## BEGIN RECORDS TO PROCESS

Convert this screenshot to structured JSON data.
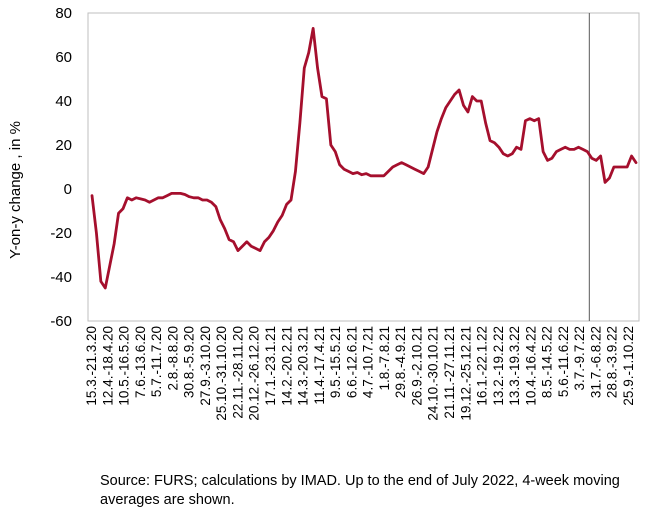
{
  "chart_data": {
    "type": "line",
    "ylabel": "Y-on-y change , in %",
    "ylim": [
      -60,
      80
    ],
    "yticks": [
      -60,
      -40,
      -20,
      0,
      20,
      40,
      60,
      80
    ],
    "grid": false,
    "legend": "none",
    "line_color": "#a50f2d",
    "vline_color": "#595959",
    "vline_after_tick": "3.7.-9.7.22",
    "x_tick_labels": [
      "15.3.-21.3.20",
      "12.4.-18.4.20",
      "10.5.-16.5.20",
      "7.6.-13.6.20",
      "5.7.-11.7.20",
      "2.8.-8.8.20",
      "30.8.-5.9.20",
      "27.9.-3.10.20",
      "25.10.-31.10.20",
      "22.11.-28.11.20",
      "20.12.-26.12.20",
      "17.1.-23.1.21",
      "14.2.-20.2.21",
      "14.3.-20.3.21",
      "11.4.-17.4.21",
      "9.5.-15.5.21",
      "6.6.-12.6.21",
      "4.7.-10.7.21",
      "1.8.-7.8.21",
      "29.8.-4.9.21",
      "26.9.-2.10.21",
      "24.10.-30.10.21",
      "21.11.-27.11.21",
      "19.12.-25.12.21",
      "16.1.-22.1.22",
      "13.2.-19.2.22",
      "13.3.-19.3.22",
      "10.4.-16.4.22",
      "8.5.-14.5.22",
      "5.6.-11.6.22",
      "3.7.-9.7.22",
      "31.7.-6.8.22",
      "28.8.-3.9.22",
      "25.9.-1.10.22"
    ],
    "series": [
      {
        "values": [
          -3,
          -20,
          -42,
          -45,
          -35,
          -25,
          -11,
          -9,
          -4,
          -5,
          -4,
          -4.5,
          -5,
          -6,
          -5,
          -4,
          -4,
          -3,
          -2,
          -2,
          -2,
          -2.5,
          -3.5,
          -4,
          -4,
          -5,
          -5,
          -6,
          -8,
          -14,
          -18,
          -23,
          -24,
          -28,
          -26,
          -24,
          -26,
          -27,
          -28,
          -24,
          -22,
          -19,
          -15,
          -12,
          -7,
          -5,
          8,
          30,
          55,
          62,
          73,
          55,
          42,
          41,
          20,
          17,
          11,
          9,
          8,
          7,
          7.5,
          6.5,
          7,
          6,
          6,
          6,
          6,
          8,
          10,
          11,
          12,
          11,
          10,
          9,
          8,
          7,
          10,
          18,
          26,
          32,
          37,
          40,
          43,
          45,
          38,
          35,
          42,
          40,
          40,
          30,
          22,
          21,
          19,
          16,
          15,
          16,
          19,
          18,
          31,
          32,
          31,
          32,
          17,
          13,
          14,
          17,
          18,
          19,
          18,
          18,
          19,
          18,
          17,
          14,
          13,
          15,
          3,
          5,
          10,
          10,
          10,
          10,
          15,
          12
        ]
      }
    ]
  },
  "source_text": "Source: FURS; calculations by IMAD. Up to the end of July 2022, 4-week moving averages are shown."
}
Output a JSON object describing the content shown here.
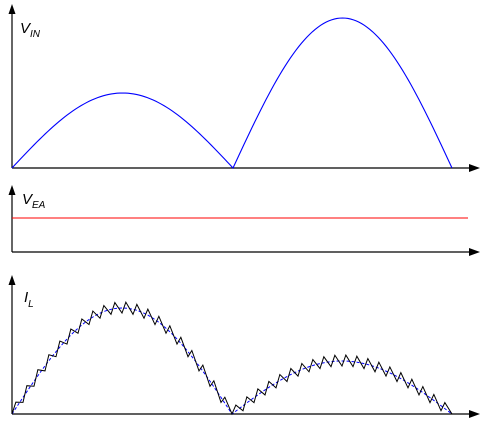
{
  "labels": {
    "vin": {
      "main": "V",
      "sub": "IN"
    },
    "vea": {
      "main": "V",
      "sub": "EA"
    },
    "il": {
      "main": "I",
      "sub": "L"
    }
  },
  "colors": {
    "vin_curve": "#0000ff",
    "vea_line": "#ff0000",
    "il_ripple": "#000000",
    "il_average": "#0000ff"
  },
  "chart_data": [
    {
      "type": "line",
      "panel": "V_IN",
      "series": [
        {
          "shape": "rectified-sine",
          "half_cycles": [
            {
              "relative_peak": 0.5
            },
            {
              "relative_peak": 1.0
            }
          ]
        }
      ]
    },
    {
      "type": "line",
      "panel": "V_EA",
      "series": [
        {
          "shape": "constant"
        }
      ]
    },
    {
      "type": "line",
      "panel": "I_L",
      "series": [
        {
          "shape": "sawtooth-ripple-around-rectified-sine",
          "half_cycles": [
            {
              "relative_peak": 1.0,
              "ripple_teeth": 20
            },
            {
              "relative_peak": 0.5,
              "ripple_teeth": 20
            }
          ]
        },
        {
          "shape": "rectified-sine-average",
          "line_style": "dashed",
          "half_cycles": [
            {
              "relative_peak": 1.0
            },
            {
              "relative_peak": 0.5
            }
          ]
        }
      ]
    }
  ]
}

## END RECORDS TO PROCESS

AIM OF THE TASK: Find every line above that contains the word "JSON", and return each one.

TASK ANSWER:
Convert this screenshot to structured JSON data.
Output a JSON object describing the content shown here.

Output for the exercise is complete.